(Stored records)

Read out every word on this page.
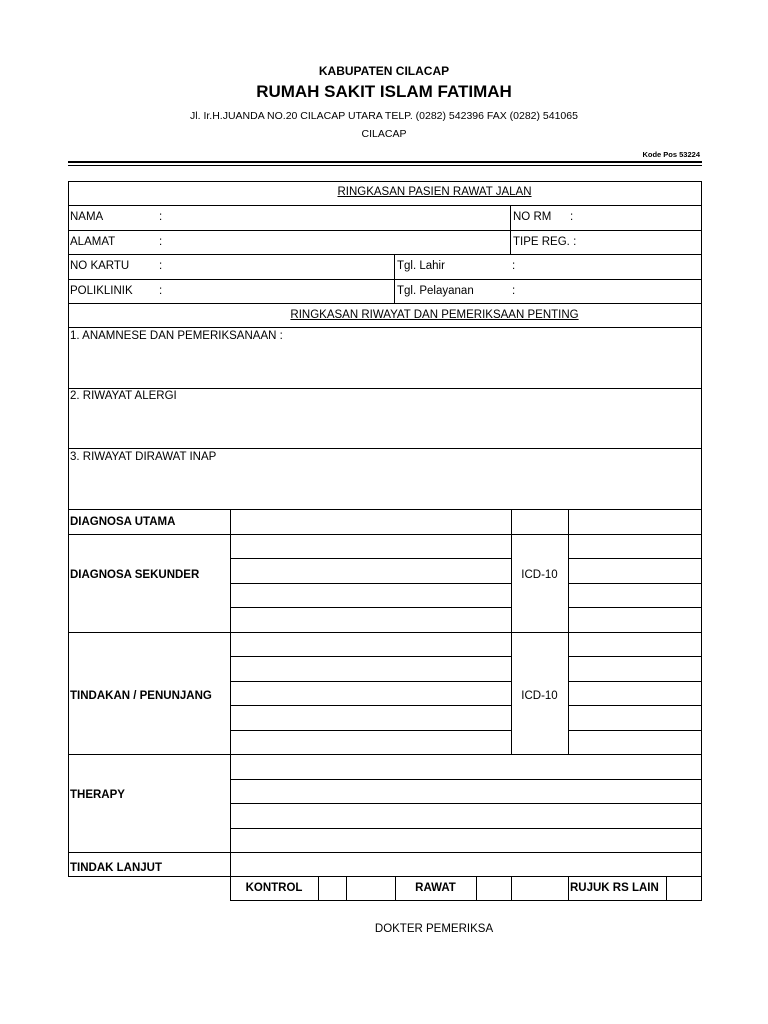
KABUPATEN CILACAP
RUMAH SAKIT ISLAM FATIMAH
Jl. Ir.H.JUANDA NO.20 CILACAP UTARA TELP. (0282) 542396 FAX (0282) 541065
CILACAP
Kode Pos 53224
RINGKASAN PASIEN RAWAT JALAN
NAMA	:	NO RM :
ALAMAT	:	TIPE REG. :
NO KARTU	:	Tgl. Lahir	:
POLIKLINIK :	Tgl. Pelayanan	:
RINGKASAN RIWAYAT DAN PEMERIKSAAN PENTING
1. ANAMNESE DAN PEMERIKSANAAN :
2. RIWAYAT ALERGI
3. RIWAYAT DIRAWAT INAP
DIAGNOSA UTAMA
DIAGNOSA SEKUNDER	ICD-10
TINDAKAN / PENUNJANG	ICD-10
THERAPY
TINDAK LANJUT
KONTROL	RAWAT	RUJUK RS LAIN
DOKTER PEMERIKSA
...
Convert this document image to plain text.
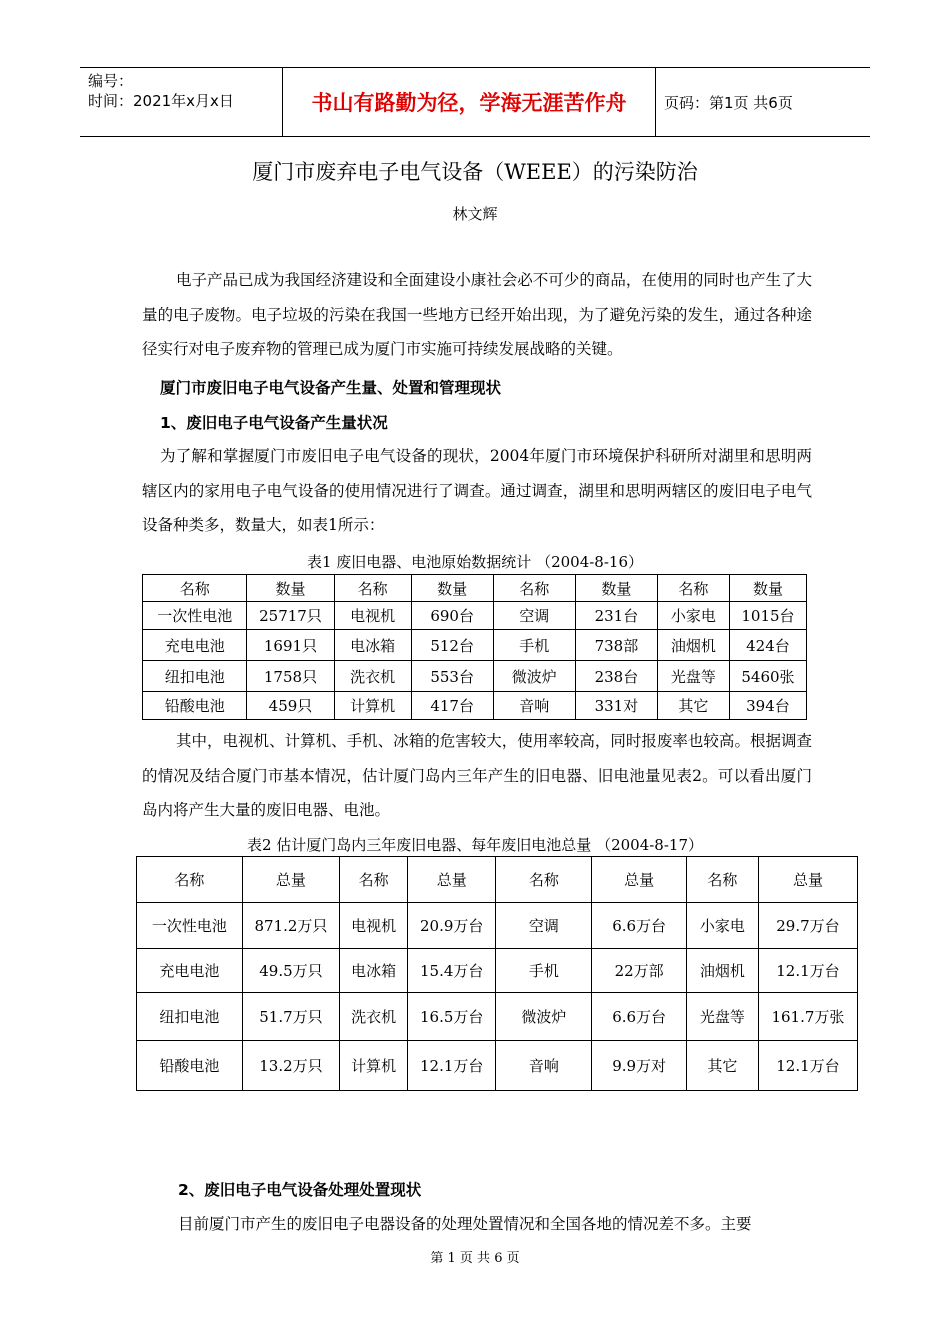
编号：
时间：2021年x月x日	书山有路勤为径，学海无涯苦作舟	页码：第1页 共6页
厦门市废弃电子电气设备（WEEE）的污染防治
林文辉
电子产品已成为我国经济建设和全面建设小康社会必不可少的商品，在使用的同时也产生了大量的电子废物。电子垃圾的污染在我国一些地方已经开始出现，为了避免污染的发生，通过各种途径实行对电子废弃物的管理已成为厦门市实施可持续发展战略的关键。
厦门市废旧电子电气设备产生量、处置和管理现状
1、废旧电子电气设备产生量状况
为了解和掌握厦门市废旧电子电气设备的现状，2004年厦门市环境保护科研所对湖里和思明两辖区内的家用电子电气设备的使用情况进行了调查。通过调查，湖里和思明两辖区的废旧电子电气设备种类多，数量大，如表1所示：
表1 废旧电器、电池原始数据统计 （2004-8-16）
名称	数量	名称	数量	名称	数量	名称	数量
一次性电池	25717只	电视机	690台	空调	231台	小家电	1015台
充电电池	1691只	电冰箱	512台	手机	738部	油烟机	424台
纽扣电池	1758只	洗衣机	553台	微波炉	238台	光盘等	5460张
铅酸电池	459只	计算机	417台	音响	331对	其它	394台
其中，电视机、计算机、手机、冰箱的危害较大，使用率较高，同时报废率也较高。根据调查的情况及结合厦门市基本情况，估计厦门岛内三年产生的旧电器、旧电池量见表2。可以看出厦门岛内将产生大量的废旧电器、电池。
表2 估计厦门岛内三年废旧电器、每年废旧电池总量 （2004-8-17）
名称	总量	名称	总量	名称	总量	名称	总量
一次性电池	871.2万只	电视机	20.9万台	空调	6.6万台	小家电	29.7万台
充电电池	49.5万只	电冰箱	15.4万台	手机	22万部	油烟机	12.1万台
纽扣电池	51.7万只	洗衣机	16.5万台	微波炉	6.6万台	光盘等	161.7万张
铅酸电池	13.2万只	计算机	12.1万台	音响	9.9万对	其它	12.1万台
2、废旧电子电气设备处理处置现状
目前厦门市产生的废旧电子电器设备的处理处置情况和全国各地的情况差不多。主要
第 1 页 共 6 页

* [AIM]:
Scan the data for the word "RIWAYAT" and copy every line where it shows up.

* [RESULT]:
RINGKASAN RIWAYAT DAN PEMERIKSAAN PENTING
2. RIWAYAT ALERGI
3. RIWAYAT DIRAWAT INAP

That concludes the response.